The task = Pick up the post about National Sorry Day and indigenous Australians in cricket after its last sentence, and continue writing it.

Passage provided =

Today, Friday May 26, is National Sorry Day in Australia. Instituted in 1997, it is the annual commemoration of the tens of thousands of indigenous Australian children who were forcibly removed from their homes as children.
It's not a holiday, but it is certainly a day when all Australians should stop to reflect on the destruction of indigenous society and culture over the past two and a quarter centuries, and which is still happening, not just in the Northern Territory but all across the country.
More information about National Sorry Day can be found on the NSD Committee's website.
Why am I writing about this in my cricket blog? Because the cricketing establishment is just one part of white Australian society which has given our indigenous brethren a raw deal over the decades. Out of over 500 Test and one-day international cricketers for Australia, both male and female, only two - Faith Thomas (1958) and Jason Gillespie (1996-) are known to be of indigenous heritage.

(Stored items from a collection)
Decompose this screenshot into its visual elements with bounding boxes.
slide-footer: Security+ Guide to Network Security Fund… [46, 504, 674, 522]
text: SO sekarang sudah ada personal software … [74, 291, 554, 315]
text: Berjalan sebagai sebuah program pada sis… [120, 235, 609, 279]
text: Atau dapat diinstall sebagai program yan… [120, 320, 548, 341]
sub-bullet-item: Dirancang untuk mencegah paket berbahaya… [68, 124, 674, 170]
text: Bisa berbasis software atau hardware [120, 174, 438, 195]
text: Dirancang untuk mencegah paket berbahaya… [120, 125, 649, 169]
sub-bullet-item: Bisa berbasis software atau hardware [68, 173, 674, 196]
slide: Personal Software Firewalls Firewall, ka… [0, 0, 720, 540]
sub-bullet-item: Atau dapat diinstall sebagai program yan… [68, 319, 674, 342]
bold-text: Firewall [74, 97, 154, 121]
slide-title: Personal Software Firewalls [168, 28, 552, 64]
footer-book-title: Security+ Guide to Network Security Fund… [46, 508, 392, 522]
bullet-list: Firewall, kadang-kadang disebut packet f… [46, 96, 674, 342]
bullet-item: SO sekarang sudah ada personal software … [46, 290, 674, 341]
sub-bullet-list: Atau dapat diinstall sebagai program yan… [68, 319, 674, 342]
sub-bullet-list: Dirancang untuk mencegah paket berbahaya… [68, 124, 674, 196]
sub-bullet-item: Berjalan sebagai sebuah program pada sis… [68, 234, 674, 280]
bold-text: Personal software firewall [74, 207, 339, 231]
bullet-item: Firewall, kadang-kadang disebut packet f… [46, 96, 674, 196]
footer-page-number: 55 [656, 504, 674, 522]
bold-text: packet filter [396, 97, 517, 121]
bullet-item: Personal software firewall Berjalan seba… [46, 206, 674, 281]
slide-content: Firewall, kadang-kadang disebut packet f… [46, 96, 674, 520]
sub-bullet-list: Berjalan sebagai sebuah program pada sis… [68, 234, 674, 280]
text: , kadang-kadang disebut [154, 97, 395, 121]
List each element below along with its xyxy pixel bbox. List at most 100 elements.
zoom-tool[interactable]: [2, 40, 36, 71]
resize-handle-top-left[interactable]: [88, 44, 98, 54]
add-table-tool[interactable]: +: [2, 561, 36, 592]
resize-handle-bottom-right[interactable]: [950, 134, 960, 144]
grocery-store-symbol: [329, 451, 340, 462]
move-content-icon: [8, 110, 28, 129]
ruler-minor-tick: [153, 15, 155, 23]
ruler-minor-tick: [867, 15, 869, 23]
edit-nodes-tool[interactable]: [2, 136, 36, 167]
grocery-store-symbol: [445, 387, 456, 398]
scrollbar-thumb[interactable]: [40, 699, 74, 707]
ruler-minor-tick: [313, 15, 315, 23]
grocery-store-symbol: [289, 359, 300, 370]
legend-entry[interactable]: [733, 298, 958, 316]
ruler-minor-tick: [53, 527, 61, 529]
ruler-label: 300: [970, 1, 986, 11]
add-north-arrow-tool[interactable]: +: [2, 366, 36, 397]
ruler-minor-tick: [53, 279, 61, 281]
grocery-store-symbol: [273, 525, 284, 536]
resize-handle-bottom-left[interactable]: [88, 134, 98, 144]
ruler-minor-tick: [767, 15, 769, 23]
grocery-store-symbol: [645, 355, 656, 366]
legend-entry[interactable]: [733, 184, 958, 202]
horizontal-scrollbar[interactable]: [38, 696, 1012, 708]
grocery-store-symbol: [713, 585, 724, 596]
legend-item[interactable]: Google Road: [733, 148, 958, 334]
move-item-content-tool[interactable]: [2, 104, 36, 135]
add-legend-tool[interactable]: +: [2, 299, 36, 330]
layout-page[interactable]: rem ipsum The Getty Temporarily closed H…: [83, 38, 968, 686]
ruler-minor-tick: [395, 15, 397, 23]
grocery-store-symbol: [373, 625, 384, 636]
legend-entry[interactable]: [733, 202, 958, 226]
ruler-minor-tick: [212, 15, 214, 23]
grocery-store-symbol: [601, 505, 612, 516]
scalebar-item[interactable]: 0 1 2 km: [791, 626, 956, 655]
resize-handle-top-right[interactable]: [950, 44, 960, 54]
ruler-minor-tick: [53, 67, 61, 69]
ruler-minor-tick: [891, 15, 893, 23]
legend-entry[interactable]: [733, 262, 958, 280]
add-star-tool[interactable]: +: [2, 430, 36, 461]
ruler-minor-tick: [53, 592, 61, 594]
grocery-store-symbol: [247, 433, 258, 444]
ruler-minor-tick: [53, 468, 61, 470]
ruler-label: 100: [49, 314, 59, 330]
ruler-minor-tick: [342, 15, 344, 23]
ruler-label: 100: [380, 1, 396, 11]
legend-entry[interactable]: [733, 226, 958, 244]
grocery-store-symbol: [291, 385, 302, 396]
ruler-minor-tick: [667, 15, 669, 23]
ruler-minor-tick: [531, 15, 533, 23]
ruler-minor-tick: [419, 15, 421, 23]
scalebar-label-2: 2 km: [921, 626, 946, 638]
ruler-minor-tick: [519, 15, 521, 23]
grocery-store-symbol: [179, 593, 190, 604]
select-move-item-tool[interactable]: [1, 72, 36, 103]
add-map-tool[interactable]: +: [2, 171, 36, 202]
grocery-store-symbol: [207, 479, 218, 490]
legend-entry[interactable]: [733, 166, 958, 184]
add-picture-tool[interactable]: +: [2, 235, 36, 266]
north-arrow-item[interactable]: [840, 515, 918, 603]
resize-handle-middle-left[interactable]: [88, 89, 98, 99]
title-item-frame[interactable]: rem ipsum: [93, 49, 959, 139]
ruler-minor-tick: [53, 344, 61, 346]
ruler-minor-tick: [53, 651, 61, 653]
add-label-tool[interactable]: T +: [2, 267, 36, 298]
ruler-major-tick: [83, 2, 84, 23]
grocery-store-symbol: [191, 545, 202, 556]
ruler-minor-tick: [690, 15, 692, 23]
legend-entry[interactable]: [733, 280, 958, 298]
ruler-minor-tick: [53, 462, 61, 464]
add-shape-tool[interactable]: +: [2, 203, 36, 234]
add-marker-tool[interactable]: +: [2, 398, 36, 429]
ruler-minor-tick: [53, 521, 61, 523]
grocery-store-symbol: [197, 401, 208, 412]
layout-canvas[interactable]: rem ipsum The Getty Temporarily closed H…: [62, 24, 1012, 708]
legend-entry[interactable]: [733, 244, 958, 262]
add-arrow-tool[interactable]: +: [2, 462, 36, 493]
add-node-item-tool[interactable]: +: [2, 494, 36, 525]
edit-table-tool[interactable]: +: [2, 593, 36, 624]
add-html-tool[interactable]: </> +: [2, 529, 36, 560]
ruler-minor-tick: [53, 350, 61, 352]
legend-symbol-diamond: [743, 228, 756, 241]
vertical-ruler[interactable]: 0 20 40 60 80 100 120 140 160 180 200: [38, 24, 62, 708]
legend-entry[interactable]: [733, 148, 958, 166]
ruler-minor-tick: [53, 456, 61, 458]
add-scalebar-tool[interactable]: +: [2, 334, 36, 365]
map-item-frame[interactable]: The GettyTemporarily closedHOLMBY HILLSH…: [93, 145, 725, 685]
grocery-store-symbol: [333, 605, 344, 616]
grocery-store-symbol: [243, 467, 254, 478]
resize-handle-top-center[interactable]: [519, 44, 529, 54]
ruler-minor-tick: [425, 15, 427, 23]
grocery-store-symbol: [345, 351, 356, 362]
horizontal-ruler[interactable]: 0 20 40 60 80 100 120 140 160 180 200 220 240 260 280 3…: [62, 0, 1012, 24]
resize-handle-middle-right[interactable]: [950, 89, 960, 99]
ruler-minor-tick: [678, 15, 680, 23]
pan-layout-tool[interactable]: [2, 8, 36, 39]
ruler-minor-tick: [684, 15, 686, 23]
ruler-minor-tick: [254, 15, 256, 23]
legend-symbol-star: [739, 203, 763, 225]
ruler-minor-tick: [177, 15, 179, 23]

Reply =
That is far below the proportion of indigenous people to the total Australian population (believed to be around 2 per cent). Two is also the number of indigenous bowlers no-balled for throwing in first-class cricket, namely Jack Marsh and Eddie Gilbert - now that's way above 2 per cent of all the Australian first-class bowlers who have been called.
Although Cricket Australia's indigenous programs are inching towards the 21st century, there are still very few playing first-class cricket and no one likely to make an imminent breakthrough to the Australian side. Compare that with the progress made in rugby league, Australian rules and rugby union.
Even Sir Donald Bradman showed little interest in the development of indigenous cricket in his lifetime, the Bradman Foundation setting up such a program in his name following his death in 2001. It was claimed, posthumously, that Bradman was interested in indigenous issues because "his son knew an aboriginal boy and sometimes brought him home".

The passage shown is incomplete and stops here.